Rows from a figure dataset
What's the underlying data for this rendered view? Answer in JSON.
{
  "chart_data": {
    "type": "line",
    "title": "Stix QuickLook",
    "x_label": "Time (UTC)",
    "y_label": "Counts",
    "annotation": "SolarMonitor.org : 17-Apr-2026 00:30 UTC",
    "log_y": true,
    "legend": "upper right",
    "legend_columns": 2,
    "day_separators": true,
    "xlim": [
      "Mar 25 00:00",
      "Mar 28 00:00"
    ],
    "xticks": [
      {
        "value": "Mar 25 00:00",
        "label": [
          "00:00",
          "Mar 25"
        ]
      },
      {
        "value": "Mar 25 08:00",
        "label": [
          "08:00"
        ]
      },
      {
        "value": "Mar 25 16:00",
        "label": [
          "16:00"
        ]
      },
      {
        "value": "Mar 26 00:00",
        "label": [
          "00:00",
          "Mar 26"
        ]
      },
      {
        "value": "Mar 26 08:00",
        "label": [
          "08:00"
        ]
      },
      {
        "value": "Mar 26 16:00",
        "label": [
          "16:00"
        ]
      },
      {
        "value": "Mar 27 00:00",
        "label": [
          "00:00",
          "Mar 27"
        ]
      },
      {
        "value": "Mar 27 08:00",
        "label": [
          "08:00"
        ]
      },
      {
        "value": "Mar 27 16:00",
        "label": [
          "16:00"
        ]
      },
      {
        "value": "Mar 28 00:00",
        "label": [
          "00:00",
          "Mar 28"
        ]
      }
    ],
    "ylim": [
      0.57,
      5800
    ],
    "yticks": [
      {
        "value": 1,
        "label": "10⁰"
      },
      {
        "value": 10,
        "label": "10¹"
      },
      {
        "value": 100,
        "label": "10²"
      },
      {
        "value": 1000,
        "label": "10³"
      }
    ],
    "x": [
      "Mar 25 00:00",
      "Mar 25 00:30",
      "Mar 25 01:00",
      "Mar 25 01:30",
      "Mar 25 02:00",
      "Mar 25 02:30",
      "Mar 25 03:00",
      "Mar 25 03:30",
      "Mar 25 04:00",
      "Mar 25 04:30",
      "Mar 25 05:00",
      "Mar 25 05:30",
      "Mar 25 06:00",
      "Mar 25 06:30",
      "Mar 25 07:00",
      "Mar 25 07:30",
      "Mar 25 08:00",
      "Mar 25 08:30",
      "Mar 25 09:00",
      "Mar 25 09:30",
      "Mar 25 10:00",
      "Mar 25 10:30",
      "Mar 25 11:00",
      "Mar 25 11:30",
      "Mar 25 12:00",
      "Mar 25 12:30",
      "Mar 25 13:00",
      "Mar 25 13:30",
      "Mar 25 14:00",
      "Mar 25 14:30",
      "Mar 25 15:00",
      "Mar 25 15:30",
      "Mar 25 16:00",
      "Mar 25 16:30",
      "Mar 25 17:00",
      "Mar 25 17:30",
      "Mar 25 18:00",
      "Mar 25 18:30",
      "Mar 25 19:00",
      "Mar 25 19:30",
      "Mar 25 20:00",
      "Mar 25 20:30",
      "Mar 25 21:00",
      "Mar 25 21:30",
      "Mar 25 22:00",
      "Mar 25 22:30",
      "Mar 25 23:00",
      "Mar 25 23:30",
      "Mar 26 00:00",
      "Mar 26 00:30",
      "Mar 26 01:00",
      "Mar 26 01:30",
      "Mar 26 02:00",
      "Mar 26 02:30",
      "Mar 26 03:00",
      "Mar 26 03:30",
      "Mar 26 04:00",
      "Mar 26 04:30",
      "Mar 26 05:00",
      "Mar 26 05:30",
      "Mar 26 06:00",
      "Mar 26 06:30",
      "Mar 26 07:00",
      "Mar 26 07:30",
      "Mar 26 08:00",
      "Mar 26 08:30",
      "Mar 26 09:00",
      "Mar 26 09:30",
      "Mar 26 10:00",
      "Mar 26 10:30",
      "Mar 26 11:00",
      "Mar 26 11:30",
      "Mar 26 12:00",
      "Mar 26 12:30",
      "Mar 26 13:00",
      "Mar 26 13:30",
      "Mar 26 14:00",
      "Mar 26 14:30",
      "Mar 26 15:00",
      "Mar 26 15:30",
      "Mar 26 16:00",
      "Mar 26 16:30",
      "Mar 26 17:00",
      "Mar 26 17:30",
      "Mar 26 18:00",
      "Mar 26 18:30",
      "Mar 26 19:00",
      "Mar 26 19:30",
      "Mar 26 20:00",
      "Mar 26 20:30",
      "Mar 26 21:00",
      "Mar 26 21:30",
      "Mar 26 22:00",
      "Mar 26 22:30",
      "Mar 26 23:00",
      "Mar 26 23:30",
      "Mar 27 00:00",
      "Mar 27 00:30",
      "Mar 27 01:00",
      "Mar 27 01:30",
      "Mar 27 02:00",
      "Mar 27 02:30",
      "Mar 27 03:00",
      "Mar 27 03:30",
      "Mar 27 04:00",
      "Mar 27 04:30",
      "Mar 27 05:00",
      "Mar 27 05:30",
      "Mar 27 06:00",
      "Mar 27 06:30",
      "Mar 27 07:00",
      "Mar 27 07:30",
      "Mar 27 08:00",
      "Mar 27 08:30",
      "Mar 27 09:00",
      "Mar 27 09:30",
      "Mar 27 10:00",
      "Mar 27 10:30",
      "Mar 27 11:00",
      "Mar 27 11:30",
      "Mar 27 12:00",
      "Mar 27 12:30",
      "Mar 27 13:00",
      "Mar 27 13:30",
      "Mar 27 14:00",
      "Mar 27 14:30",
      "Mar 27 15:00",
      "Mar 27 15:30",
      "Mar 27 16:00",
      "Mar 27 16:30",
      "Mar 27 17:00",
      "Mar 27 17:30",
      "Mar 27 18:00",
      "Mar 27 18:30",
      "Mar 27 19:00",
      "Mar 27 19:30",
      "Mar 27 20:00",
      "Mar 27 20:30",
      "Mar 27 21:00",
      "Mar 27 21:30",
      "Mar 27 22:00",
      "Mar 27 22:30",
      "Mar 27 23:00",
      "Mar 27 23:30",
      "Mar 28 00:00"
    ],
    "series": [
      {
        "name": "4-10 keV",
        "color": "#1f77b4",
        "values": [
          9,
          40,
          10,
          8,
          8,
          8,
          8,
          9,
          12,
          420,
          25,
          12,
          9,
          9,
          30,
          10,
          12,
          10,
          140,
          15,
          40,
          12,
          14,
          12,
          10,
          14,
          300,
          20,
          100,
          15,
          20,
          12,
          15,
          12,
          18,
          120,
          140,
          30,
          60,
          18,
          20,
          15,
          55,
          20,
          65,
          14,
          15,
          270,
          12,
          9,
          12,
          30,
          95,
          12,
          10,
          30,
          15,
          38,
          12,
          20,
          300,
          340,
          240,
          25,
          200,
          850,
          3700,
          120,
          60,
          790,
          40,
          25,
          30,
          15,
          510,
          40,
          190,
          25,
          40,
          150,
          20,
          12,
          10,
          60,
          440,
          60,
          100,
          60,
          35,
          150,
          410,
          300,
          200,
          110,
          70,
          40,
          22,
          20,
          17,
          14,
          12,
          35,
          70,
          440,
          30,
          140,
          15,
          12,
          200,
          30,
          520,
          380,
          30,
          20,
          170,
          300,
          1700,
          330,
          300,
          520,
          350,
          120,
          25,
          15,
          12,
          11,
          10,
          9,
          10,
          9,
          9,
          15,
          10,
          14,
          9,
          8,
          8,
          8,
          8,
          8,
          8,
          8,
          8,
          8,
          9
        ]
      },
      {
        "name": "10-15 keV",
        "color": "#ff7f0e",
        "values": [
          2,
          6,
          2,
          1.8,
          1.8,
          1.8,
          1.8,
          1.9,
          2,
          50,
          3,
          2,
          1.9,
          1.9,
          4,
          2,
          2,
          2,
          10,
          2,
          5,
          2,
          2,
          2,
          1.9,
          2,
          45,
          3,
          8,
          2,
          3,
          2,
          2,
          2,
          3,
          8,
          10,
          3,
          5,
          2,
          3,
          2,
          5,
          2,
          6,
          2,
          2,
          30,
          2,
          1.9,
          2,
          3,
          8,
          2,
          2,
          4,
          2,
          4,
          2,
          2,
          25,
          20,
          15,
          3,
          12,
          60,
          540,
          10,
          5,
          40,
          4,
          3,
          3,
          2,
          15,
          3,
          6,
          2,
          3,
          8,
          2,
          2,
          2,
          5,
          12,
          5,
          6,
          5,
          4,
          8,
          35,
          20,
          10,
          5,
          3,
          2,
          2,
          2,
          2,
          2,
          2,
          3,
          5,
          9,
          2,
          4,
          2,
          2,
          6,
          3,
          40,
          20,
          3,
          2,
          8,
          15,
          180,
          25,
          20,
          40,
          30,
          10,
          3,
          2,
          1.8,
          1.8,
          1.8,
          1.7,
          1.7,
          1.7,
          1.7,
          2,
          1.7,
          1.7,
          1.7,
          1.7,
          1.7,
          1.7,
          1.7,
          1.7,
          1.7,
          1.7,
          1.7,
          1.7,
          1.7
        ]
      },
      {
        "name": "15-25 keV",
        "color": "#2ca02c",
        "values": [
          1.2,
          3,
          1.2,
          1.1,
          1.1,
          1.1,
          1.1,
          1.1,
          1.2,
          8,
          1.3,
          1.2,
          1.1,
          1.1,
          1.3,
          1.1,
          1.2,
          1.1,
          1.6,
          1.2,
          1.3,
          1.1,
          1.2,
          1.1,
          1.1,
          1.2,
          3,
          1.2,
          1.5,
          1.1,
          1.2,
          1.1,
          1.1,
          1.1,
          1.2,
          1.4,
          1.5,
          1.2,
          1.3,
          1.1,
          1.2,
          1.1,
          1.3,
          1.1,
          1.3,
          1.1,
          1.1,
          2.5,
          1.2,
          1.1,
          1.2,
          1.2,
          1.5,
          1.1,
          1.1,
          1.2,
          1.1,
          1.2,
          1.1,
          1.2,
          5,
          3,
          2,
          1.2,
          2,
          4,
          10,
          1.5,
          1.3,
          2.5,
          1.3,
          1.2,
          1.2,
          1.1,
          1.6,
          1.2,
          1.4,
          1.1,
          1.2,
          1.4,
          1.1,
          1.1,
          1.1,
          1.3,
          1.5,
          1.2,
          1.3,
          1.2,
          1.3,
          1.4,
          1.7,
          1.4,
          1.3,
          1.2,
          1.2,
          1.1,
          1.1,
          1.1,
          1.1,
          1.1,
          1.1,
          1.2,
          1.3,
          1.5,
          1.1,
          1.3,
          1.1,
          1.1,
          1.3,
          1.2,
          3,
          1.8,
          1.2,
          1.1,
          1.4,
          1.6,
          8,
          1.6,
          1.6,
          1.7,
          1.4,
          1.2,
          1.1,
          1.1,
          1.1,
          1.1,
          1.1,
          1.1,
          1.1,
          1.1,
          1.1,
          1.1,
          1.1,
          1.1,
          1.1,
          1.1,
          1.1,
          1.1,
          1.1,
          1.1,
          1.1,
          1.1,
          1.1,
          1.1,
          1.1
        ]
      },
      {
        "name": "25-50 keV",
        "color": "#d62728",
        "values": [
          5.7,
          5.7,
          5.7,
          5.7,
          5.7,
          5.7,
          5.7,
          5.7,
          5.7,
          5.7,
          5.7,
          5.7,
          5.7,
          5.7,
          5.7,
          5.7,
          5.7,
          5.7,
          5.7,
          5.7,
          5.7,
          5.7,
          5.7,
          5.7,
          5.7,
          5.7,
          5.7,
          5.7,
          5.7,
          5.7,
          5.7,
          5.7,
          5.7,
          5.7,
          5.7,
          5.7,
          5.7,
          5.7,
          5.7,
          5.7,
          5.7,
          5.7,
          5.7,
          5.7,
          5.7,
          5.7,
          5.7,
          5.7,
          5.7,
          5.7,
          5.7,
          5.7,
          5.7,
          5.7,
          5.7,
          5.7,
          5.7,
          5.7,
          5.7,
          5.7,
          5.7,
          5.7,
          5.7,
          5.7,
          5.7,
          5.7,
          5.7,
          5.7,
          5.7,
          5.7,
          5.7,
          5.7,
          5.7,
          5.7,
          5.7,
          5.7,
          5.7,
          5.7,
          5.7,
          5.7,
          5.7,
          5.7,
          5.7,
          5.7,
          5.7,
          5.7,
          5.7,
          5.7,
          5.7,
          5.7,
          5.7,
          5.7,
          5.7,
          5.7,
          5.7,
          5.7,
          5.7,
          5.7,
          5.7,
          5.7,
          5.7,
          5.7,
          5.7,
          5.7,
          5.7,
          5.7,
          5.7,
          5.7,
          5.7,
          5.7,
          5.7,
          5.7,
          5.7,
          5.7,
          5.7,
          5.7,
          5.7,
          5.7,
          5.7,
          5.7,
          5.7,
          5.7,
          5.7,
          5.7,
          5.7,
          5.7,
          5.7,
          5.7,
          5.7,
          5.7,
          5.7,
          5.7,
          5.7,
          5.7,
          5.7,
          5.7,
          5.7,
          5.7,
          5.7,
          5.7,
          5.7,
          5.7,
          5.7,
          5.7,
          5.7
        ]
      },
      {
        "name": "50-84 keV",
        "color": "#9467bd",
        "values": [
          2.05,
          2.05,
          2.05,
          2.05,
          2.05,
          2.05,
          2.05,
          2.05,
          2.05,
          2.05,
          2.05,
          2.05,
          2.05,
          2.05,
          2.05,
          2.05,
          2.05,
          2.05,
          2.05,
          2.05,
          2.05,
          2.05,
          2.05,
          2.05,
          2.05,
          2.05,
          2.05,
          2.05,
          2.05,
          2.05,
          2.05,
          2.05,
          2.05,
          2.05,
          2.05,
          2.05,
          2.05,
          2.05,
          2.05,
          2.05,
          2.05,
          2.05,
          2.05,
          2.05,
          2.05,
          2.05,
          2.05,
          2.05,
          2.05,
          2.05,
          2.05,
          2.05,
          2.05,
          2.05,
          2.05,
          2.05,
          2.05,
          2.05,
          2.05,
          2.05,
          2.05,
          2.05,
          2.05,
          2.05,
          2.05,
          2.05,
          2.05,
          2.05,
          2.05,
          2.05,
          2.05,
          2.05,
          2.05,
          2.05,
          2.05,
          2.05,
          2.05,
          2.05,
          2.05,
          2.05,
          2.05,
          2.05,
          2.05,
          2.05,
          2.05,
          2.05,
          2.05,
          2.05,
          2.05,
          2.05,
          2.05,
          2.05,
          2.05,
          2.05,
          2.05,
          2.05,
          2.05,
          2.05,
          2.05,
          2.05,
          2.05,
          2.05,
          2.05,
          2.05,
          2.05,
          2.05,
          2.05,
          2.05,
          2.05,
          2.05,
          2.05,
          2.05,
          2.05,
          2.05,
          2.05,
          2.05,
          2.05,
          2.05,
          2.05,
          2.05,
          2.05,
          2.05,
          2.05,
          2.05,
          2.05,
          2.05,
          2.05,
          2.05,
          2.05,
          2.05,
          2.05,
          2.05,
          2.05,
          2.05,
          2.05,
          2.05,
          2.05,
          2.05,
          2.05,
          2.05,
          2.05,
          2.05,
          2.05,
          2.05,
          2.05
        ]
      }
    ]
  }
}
---
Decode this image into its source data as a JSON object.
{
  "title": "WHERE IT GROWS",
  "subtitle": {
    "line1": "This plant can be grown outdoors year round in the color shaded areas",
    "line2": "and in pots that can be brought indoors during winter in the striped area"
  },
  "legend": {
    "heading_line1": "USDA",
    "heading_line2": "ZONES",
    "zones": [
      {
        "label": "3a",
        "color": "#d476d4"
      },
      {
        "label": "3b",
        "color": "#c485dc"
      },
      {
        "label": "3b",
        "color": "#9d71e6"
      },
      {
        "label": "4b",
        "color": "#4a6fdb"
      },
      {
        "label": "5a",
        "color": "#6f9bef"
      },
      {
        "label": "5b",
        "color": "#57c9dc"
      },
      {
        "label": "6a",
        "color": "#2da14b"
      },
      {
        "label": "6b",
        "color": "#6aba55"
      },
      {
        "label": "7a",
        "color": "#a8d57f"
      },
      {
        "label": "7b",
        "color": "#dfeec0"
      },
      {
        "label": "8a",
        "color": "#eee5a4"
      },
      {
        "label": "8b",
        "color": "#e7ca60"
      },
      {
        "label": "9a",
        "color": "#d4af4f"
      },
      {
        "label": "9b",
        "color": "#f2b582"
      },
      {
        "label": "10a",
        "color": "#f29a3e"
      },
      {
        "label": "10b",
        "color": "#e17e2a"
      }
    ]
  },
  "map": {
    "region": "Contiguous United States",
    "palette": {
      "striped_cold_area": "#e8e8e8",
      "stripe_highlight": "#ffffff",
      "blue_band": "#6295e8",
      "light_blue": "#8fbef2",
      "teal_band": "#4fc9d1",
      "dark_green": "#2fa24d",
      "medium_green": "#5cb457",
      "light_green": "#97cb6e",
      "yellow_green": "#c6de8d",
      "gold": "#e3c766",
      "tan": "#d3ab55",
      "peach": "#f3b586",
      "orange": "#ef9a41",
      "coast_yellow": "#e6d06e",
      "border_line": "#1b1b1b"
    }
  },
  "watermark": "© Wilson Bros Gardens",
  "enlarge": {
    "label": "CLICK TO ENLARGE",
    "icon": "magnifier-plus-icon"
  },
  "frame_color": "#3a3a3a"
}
---
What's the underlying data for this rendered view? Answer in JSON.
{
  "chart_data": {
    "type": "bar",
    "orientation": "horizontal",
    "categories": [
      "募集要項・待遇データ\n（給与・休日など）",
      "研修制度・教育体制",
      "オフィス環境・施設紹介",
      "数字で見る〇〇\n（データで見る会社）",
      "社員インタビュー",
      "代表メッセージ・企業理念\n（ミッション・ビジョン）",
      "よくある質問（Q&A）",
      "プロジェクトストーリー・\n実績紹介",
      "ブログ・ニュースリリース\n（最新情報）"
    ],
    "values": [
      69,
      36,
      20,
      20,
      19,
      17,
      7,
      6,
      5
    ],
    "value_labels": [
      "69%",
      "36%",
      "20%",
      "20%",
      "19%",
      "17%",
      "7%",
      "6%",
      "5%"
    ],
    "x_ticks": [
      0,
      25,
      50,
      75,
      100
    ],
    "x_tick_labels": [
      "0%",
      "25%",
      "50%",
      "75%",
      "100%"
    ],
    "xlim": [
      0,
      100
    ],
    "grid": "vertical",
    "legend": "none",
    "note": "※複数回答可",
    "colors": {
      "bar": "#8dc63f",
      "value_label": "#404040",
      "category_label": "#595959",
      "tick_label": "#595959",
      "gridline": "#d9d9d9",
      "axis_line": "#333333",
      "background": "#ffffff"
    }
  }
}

**STATED GOAL:** Show the lines of the data that hold the word "name".

**SOLUTION FOR THIS TASK:**
        "name": "4-10 keV",
        "name": "10-15 keV",
        "name": "15-25 keV",
        "name": "25-50 keV",
        "name": "50-84 keV",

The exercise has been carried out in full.